(Chart and figure data)

====================

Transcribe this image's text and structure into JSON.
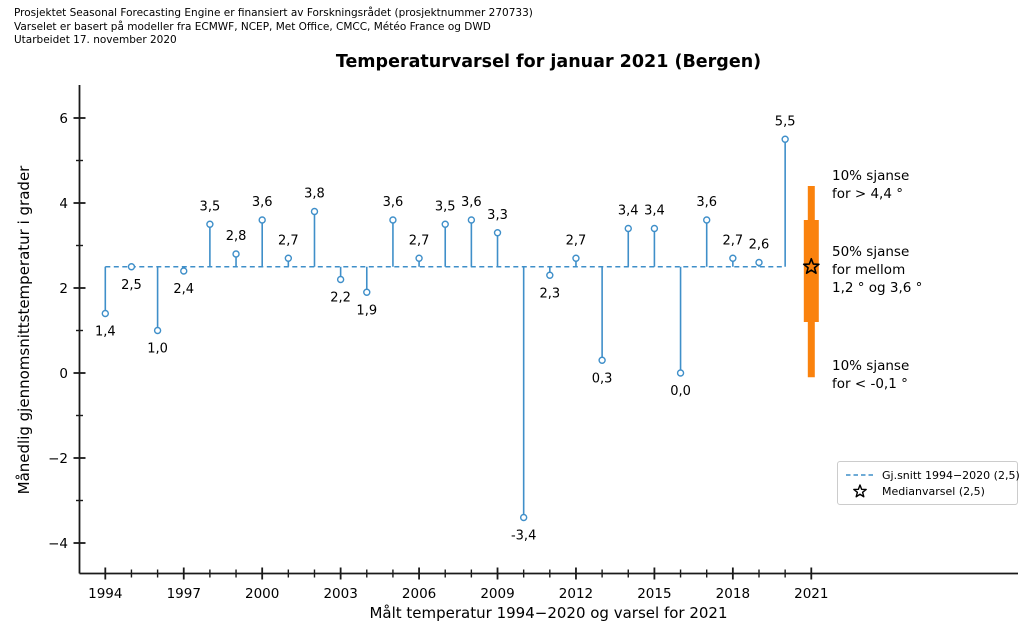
{
  "header": {
    "line1": "Prosjektet Seasonal Forecasting Engine er finansiert av Forskningsrådet (prosjektnummer 270733)",
    "line2": "Varselet er basert på modeller fra ECMWF, NCEP, Met Office, CMCC, Météo France og DWD",
    "line3": "Utarbeidet 17. november 2020"
  },
  "chart_data": {
    "type": "stem",
    "title": "Temperaturvarsel for januar 2021 (Bergen)",
    "xlabel": "Målt temperatur 1994−2020 og varsel for 2021",
    "ylabel": "Månedlig gjennomsnittstemperatur i grader",
    "baseline_mean": 2.5,
    "points": [
      {
        "year": 1994,
        "value": 1.4,
        "label": "1,4"
      },
      {
        "year": 1995,
        "value": 2.5,
        "label": "2,5"
      },
      {
        "year": 1996,
        "value": 1.0,
        "label": "1,0"
      },
      {
        "year": 1997,
        "value": 2.4,
        "label": "2,4"
      },
      {
        "year": 1998,
        "value": 3.5,
        "label": "3,5"
      },
      {
        "year": 1999,
        "value": 2.8,
        "label": "2,8"
      },
      {
        "year": 2000,
        "value": 3.6,
        "label": "3,6"
      },
      {
        "year": 2001,
        "value": 2.7,
        "label": "2,7"
      },
      {
        "year": 2002,
        "value": 3.8,
        "label": "3,8"
      },
      {
        "year": 2003,
        "value": 2.2,
        "label": "2,2"
      },
      {
        "year": 2004,
        "value": 1.9,
        "label": "1,9"
      },
      {
        "year": 2005,
        "value": 3.6,
        "label": "3,6"
      },
      {
        "year": 2006,
        "value": 2.7,
        "label": "2,7"
      },
      {
        "year": 2007,
        "value": 3.5,
        "label": "3,5"
      },
      {
        "year": 2008,
        "value": 3.6,
        "label": "3,6"
      },
      {
        "year": 2009,
        "value": 3.3,
        "label": "3,3"
      },
      {
        "year": 2010,
        "value": -3.4,
        "label": "-3,4"
      },
      {
        "year": 2011,
        "value": 2.3,
        "label": "2,3"
      },
      {
        "year": 2012,
        "value": 2.7,
        "label": "2,7"
      },
      {
        "year": 2013,
        "value": 0.3,
        "label": "0,3"
      },
      {
        "year": 2014,
        "value": 3.4,
        "label": "3,4"
      },
      {
        "year": 2015,
        "value": 3.4,
        "label": "3,4"
      },
      {
        "year": 2016,
        "value": 0.0,
        "label": "0,0"
      },
      {
        "year": 2017,
        "value": 3.6,
        "label": "3,6"
      },
      {
        "year": 2018,
        "value": 2.7,
        "label": "2,7"
      },
      {
        "year": 2019,
        "value": 2.6,
        "label": "2,6"
      },
      {
        "year": 2020,
        "value": 5.5,
        "label": "5,5"
      }
    ],
    "forecast": {
      "year": 2021,
      "median": 2.5,
      "upper_10pct": 4.4,
      "lower_10pct": -0.1,
      "band_low": 1.2,
      "band_high": 3.6
    },
    "x_ticks": [
      "1994",
      "1997",
      "2000",
      "2003",
      "2006",
      "2009",
      "2012",
      "2015",
      "2018",
      "2021"
    ],
    "y_ticks": [
      {
        "value": 6,
        "label": "6"
      },
      {
        "value": 4,
        "label": "4"
      },
      {
        "value": 2,
        "label": "2"
      },
      {
        "value": 0,
        "label": "0"
      },
      {
        "value": -2,
        "label": "−2"
      },
      {
        "value": -4,
        "label": "−4"
      }
    ],
    "y_minor_ticks": [
      5,
      3,
      1,
      -1,
      -3
    ],
    "ylim": [
      -4.7,
      6.8
    ],
    "grid": false,
    "legend_position": "lower right",
    "colors": {
      "stem": "#3f8fc9",
      "forecast_bar": "#fa820d",
      "axis": "#1a1a1a",
      "text": "#000000"
    }
  },
  "annotations": {
    "high": "10% sjanse\nfor > 4,4 °",
    "mid": "50% sjanse\nfor mellom\n1,2 ° og 3,6 °",
    "low": "10% sjanse\nfor < -0,1 °"
  },
  "legend": {
    "mean_label": "Gj.snitt 1994−2020 (2,5)",
    "median_label": "Medianvarsel (2,5)"
  }
}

====================

Copy the data word for word. Pictures do not go in the copy.

◆ Task output
Transcribe this image's text and structure into JSON.
{
  "header": {
    "line1": "Prosjektet Seasonal Forecasting Engine er finansiert av Forskningsrådet (prosjektnummer 270733)",
    "line2": "Varselet er basert på modeller fra ECMWF, NCEP, Met Office, CMCC, Météo France og DWD",
    "line3": "Utarbeidet 17. november 2020"
  },
  "chart_data": {
    "type": "stem",
    "title": "Temperaturvarsel for januar 2021 (Bergen)",
    "xlabel": "Målt temperatur 1994−2020 og varsel for 2021",
    "ylabel": "Månedlig gjennomsnittstemperatur i grader",
    "baseline_mean": 2.5,
    "points": [
      {
        "year": 1994,
        "value": 1.4,
        "label": "1,4"
      },
      {
        "year": 1995,
        "value": 2.5,
        "label": "2,5"
      },
      {
        "year": 1996,
        "value": 1.0,
        "label": "1,0"
      },
      {
        "year": 1997,
        "value": 2.4,
        "label": "2,4"
      },
      {
        "year": 1998,
        "value": 3.5,
        "label": "3,5"
      },
      {
        "year": 1999,
        "value": 2.8,
        "label": "2,8"
      },
      {
        "year": 2000,
        "value": 3.6,
        "label": "3,6"
      },
      {
        "year": 2001,
        "value": 2.7,
        "label": "2,7"
      },
      {
        "year": 2002,
        "value": 3.8,
        "label": "3,8"
      },
      {
        "year": 2003,
        "value": 2.2,
        "label": "2,2"
      },
      {
        "year": 2004,
        "value": 1.9,
        "label": "1,9"
      },
      {
        "year": 2005,
        "value": 3.6,
        "label": "3,6"
      },
      {
        "year": 2006,
        "value": 2.7,
        "label": "2,7"
      },
      {
        "year": 2007,
        "value": 3.5,
        "label": "3,5"
      },
      {
        "year": 2008,
        "value": 3.6,
        "label": "3,6"
      },
      {
        "year": 2009,
        "value": 3.3,
        "label": "3,3"
      },
      {
        "year": 2010,
        "value": -3.4,
        "label": "-3,4"
      },
      {
        "year": 2011,
        "value": 2.3,
        "label": "2,3"
      },
      {
        "year": 2012,
        "value": 2.7,
        "label": "2,7"
      },
      {
        "year": 2013,
        "value": 0.3,
        "label": "0,3"
      },
      {
        "year": 2014,
        "value": 3.4,
        "label": "3,4"
      },
      {
        "year": 2015,
        "value": 3.4,
        "label": "3,4"
      },
      {
        "year": 2016,
        "value": 0.0,
        "label": "0,0"
      },
      {
        "year": 2017,
        "value": 3.6,
        "label": "3,6"
      },
      {
        "year": 2018,
        "value": 2.7,
        "label": "2,7"
      },
      {
        "year": 2019,
        "value": 2.6,
        "label": "2,6"
      },
      {
        "year": 2020,
        "value": 5.5,
        "label": "5,5"
      }
    ],
    "forecast": {
      "year": 2021,
      "median": 2.5,
      "upper_10pct": 4.4,
      "lower_10pct": -0.1,
      "band_low": 1.2,
      "band_high": 3.6
    },
    "x_ticks": [
      "1994",
      "1997",
      "2000",
      "2003",
      "2006",
      "2009",
      "2012",
      "2015",
      "2018",
      "2021"
    ],
    "y_ticks": [
      {
        "value": 6,
        "label": "6"
      },
      {
        "value": 4,
        "label": "4"
      },
      {
        "value": 2,
        "label": "2"
      },
      {
        "value": 0,
        "label": "0"
      },
      {
        "value": -2,
        "label": "−2"
      },
      {
        "value": -4,
        "label": "−4"
      }
    ],
    "y_minor_ticks": [
      5,
      3,
      1,
      -1,
      -3
    ],
    "ylim": [
      -4.7,
      6.8
    ],
    "grid": false,
    "legend_position": "lower right",
    "colors": {
      "stem": "#3f8fc9",
      "forecast_bar": "#fa820d",
      "axis": "#1a1a1a",
      "text": "#000000"
    }
  },
  "annotations": {
    "high": "10% sjanse\nfor > 4,4 °",
    "mid": "50% sjanse\nfor mellom\n1,2 ° og 3,6 °",
    "low": "10% sjanse\nfor < -0,1 °"
  },
  "legend": {
    "mean_label": "Gj.snitt 1994−2020 (2,5)",
    "median_label": "Medianvarsel (2,5)"
  }
}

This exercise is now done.